_What the exercise asks_
All of the records listed below should be retyped exactly.

_The records_
________________

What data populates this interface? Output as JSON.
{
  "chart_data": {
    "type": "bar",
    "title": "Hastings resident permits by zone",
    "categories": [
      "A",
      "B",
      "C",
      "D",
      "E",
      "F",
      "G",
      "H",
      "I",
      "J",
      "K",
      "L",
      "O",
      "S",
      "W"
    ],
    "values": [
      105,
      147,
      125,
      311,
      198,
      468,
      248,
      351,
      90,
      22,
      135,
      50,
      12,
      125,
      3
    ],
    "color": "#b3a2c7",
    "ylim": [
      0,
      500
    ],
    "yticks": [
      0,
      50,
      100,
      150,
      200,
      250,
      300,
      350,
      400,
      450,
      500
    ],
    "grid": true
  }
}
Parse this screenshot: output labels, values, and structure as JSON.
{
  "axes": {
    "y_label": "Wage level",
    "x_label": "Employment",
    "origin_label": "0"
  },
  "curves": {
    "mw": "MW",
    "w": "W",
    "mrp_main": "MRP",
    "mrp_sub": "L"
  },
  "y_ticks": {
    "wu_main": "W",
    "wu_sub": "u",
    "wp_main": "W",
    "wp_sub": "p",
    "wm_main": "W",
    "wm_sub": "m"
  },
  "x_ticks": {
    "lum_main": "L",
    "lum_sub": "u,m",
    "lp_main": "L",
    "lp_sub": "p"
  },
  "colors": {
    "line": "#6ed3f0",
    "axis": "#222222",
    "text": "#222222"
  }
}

________________

_The completed task_
What data populates this interface? Output as JSON.
{
  "chart_data": {
    "type": "bar",
    "title": "Hastings resident permits by zone",
    "categories": [
      "A",
      "B",
      "C",
      "D",
      "E",
      "F",
      "G",
      "H",
      "I",
      "J",
      "K",
      "L",
      "O",
      "S",
      "W"
    ],
    "values": [
      105,
      147,
      125,
      311,
      198,
      468,
      248,
      351,
      90,
      22,
      135,
      50,
      12,
      125,
      3
    ],
    "color": "#b3a2c7",
    "ylim": [
      0,
      500
    ],
    "yticks": [
      0,
      50,
      100,
      150,
      200,
      250,
      300,
      350,
      400,
      450,
      500
    ],
    "grid": true
  }
}
Parse this screenshot: output labels, values, and structure as JSON.
{
  "axes": {
    "y_label": "Wage level",
    "x_label": "Employment",
    "origin_label": "0"
  },
  "curves": {
    "mw": "MW",
    "w": "W",
    "mrp_main": "MRP",
    "mrp_sub": "L"
  },
  "y_ticks": {
    "wu_main": "W",
    "wu_sub": "u",
    "wp_main": "W",
    "wp_sub": "p",
    "wm_main": "W",
    "wm_sub": "m"
  },
  "x_ticks": {
    "lum_main": "L",
    "lum_sub": "u,m",
    "lp_main": "L",
    "lp_sub": "p"
  },
  "colors": {
    "line": "#6ed3f0",
    "axis": "#222222",
    "text": "#222222"
  }
}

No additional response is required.